--- Start of Article ---

I have found it helpful to try to make every battle with the borrow checker into a learning experience. I do not merely want to end up with the compiler accepting my code. I want to understand more than I did when I started.

Error handling

Rust does not have exceptions for error handling. Instead, error handling is done through the return values of functions.

But Rust actually makes this far less tedious than it might sound. By convention (and throughout the Rust standard library), error handling is done by returning a generic enum type called Result<T,E>. This type can encapsulate either the successful result of the function or an error condition.

On top of this, Rust has a clever macro called try!. Because of this macro, if you read some Rust code, you might think it has exception handling.

// This code was ported from F# which assumes that any Stream
// that supports Seek also can give you its Length.  That method
// isn't part of the Seek trait, but this implementation should
// suffice.
fn seek_len(fs: &mut R) -> io::Result where R : Seek {
    // remember where we started (like Tell)
    let pos = try!(fs.seek(SeekFrom::Current(0)));

    // seek to the end
    let len = try!(fs.seek(SeekFrom::End(0)));

    // restore to where we were
    let _ = try!(fs.seek(SeekFrom::Start(pos)));

    Ok(len)
}

This function returns std::io::Result<u64>. When it calls the seek() method of the trait object it is given, it uses the try! macro, which will cause an early return of the function if it fails.

In practice, I like Rust's Result type very much.

The From and Error traits make it easy to combine different kinds of Result/Error values.
The distinction between errors and panics seems very clean.
I like having the compiler help me be certain that I am propagating errors everywhere I should be. (I dislike scanning library documentation to figure out if I called something that throws an exception I need to handle.)

Nonetheless, when doing a line-by-line port of F# to Rust, this was probably the most tedious issue. Lots of functions that returned () in F# changed to return Result in Rust.

Type inference

Rust does type inference within functions, but it cannot or will not infer the types of function arguments or function return values.

Very often I miss having the more complete form of type inference one gets in F#. But I do remind myself of certain things:

The Rust type system is far more complicated than that of F#. Am I holding a Foo? Or do I have a &Foo (a reference to a Foo)? Am I trying to transfer ownership of this value or not? Being a bit more explicit can be helpful.
F# type inference has its weaknesses as well. Most notably, inference doesn't work at all with method calls. This gives the object-oriented features of F# a very odd "feel", as if they don't belong in the language, but it would be unthinkable for a CLR language not to have them.

--- End of Article ---
--- Start of Supplied material ---

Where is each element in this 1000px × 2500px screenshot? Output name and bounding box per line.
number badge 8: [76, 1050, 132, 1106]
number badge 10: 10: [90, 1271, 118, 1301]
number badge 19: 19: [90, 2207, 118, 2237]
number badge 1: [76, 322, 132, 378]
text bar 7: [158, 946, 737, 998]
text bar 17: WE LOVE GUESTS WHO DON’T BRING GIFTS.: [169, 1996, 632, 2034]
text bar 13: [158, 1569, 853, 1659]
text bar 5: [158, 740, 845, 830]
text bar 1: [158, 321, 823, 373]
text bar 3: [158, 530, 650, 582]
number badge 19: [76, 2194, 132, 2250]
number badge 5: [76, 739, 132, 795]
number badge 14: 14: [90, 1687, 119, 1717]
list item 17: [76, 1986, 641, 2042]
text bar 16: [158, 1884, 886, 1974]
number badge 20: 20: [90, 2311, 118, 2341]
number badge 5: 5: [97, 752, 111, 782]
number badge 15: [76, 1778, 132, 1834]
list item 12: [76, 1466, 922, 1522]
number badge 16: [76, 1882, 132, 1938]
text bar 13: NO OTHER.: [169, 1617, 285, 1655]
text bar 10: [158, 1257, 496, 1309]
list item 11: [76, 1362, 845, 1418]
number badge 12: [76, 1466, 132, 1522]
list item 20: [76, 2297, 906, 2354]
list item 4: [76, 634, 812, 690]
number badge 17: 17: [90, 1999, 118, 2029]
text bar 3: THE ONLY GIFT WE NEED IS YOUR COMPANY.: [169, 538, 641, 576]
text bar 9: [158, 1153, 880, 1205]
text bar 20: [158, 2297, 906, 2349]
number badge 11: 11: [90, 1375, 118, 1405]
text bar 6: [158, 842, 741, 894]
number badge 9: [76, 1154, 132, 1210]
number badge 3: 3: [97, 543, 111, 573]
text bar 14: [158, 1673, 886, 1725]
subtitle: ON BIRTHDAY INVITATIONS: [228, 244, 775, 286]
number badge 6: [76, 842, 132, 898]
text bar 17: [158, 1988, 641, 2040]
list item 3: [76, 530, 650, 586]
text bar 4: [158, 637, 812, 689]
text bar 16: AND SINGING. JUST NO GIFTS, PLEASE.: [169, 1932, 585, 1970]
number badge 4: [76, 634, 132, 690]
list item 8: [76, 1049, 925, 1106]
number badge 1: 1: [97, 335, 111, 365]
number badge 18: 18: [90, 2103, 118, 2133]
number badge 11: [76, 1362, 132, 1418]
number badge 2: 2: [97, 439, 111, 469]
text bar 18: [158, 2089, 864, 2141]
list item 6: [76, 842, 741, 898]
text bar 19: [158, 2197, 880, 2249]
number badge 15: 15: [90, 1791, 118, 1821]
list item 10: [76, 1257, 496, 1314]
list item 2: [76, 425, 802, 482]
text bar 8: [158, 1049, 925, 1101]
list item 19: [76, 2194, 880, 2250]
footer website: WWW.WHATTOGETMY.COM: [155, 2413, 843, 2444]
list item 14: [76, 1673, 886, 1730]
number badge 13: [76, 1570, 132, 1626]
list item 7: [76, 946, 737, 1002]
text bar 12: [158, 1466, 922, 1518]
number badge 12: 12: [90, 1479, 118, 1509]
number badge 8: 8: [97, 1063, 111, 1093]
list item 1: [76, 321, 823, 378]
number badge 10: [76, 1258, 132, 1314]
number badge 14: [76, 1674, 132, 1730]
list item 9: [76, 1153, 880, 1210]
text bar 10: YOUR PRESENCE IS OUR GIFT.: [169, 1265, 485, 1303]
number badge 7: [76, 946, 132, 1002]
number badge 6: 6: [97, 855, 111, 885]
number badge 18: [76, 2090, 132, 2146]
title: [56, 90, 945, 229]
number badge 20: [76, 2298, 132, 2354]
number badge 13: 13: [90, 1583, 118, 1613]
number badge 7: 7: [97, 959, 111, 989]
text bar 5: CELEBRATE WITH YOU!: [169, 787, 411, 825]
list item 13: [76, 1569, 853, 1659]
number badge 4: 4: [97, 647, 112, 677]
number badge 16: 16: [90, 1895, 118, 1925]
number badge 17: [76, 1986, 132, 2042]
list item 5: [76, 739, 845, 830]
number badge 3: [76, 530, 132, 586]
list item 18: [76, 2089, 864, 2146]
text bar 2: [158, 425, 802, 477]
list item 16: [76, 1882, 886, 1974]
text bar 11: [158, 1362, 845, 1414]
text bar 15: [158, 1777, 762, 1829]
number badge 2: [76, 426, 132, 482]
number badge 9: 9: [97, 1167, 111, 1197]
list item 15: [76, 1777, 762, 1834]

--- End of Supplied material ---

- Exercise task -
For each statement, say yes or no to whether it agrees with the Rust article, and quote the article's words that settle it. 1. Rust uses exceptions for error handling. 2. Rust infers the types of function arguments. 3. In the port from F#, many functions that returned () came to return Result.

- Result -
1. No: "Rust does not have exceptions for error handling."
2. No: "it cannot or will not infer the types of function arguments or function return values."
3. Yes: "Lots of functions that returned () in F# changed to return Result in Rust."